Data shown:
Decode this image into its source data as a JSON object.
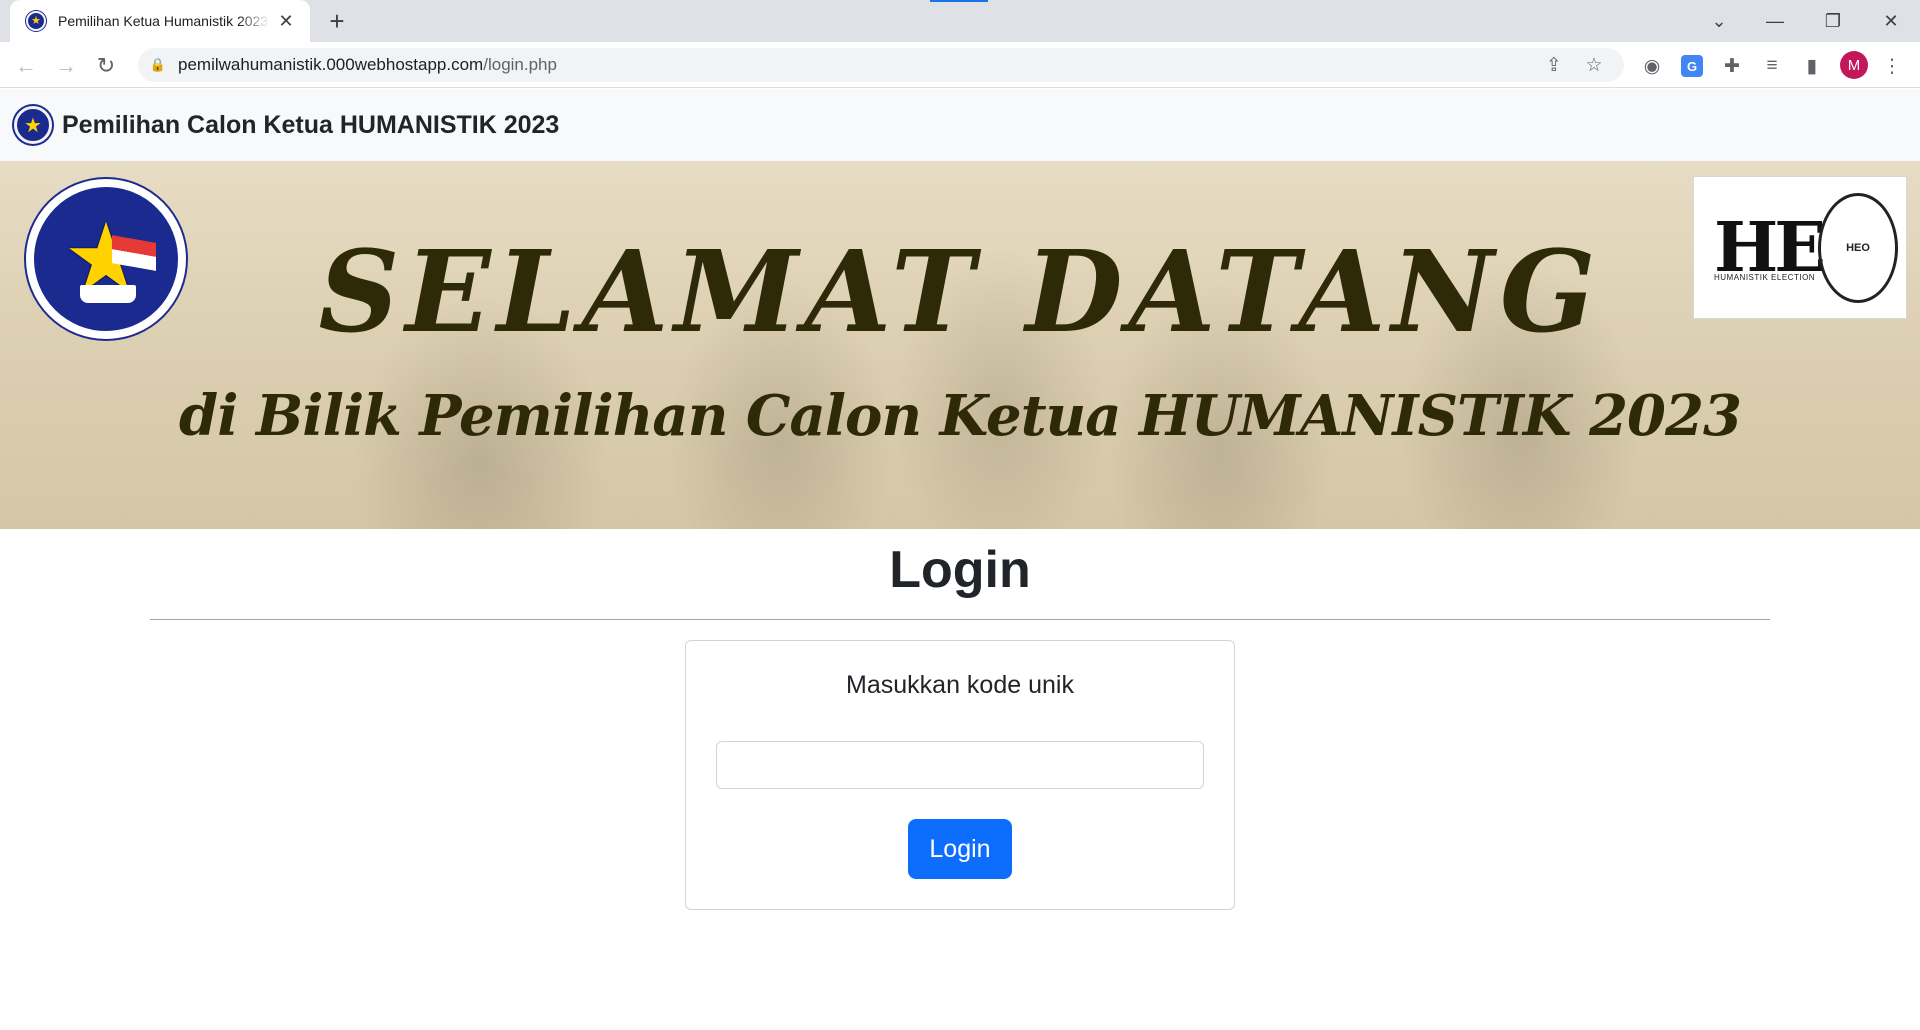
{
  "browser": {
    "tab_title": "Pemilihan Ketua Humanistik 2023",
    "tab_close": "✕",
    "new_tab": "+",
    "url_host": "pemilwahumanistik.000webhostapp.com",
    "url_path": "/login.php",
    "avatar_letter": "M",
    "accent_color": "#1a73e8",
    "icons": {
      "tab_favicon": "★",
      "back": "←",
      "forward": "→",
      "reload": "↻",
      "lock": "🔒",
      "share": "⇪",
      "bookmark": "☆",
      "camera": "◉",
      "translate": "G",
      "extensions": "✚",
      "media": "≡",
      "side_panel": "▮",
      "menu": "⋮",
      "tab_search": "⌄",
      "minimize": "—",
      "restore": "❐",
      "close": "✕"
    }
  },
  "navbar": {
    "brand_text": "Pemilihan Calon Ketua HUMANISTIK 2023",
    "brand_icon": "★"
  },
  "banner": {
    "title": "SELAMAT DATANG",
    "subtitle": "di Bilik Pemilihan Calon Ketua HUMANISTIK 2023",
    "he_logo": "HE",
    "he_seal_text": "HEO",
    "he_caption": "HUMANISTIK ELECTION",
    "emblem_star": "★"
  },
  "login": {
    "page_title": "Login",
    "card_title": "Masukkan kode unik",
    "input_value": "",
    "input_placeholder": "",
    "button_label": "Login",
    "button_color": "#0d6efd"
  }
}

Work required:
Reproduce each entry precisely. Leave the pictures out.

Task result:
Decode this image into its source data as a JSON object.
{
  "browser": {
    "tab_title": "Pemilihan Ketua Humanistik 2023",
    "tab_close": "✕",
    "new_tab": "+",
    "url_host": "pemilwahumanistik.000webhostapp.com",
    "url_path": "/login.php",
    "avatar_letter": "M",
    "accent_color": "#1a73e8",
    "icons": {
      "tab_favicon": "★",
      "back": "←",
      "forward": "→",
      "reload": "↻",
      "lock": "🔒",
      "share": "⇪",
      "bookmark": "☆",
      "camera": "◉",
      "translate": "G",
      "extensions": "✚",
      "media": "≡",
      "side_panel": "▮",
      "menu": "⋮",
      "tab_search": "⌄",
      "minimize": "—",
      "restore": "❐",
      "close": "✕"
    }
  },
  "navbar": {
    "brand_text": "Pemilihan Calon Ketua HUMANISTIK 2023",
    "brand_icon": "★"
  },
  "banner": {
    "title": "SELAMAT DATANG",
    "subtitle": "di Bilik Pemilihan Calon Ketua HUMANISTIK 2023",
    "he_logo": "HE",
    "he_seal_text": "HEO",
    "he_caption": "HUMANISTIK ELECTION",
    "emblem_star": "★"
  },
  "login": {
    "page_title": "Login",
    "card_title": "Masukkan kode unik",
    "input_value": "",
    "input_placeholder": "",
    "button_label": "Login",
    "button_color": "#0d6efd"
  }
}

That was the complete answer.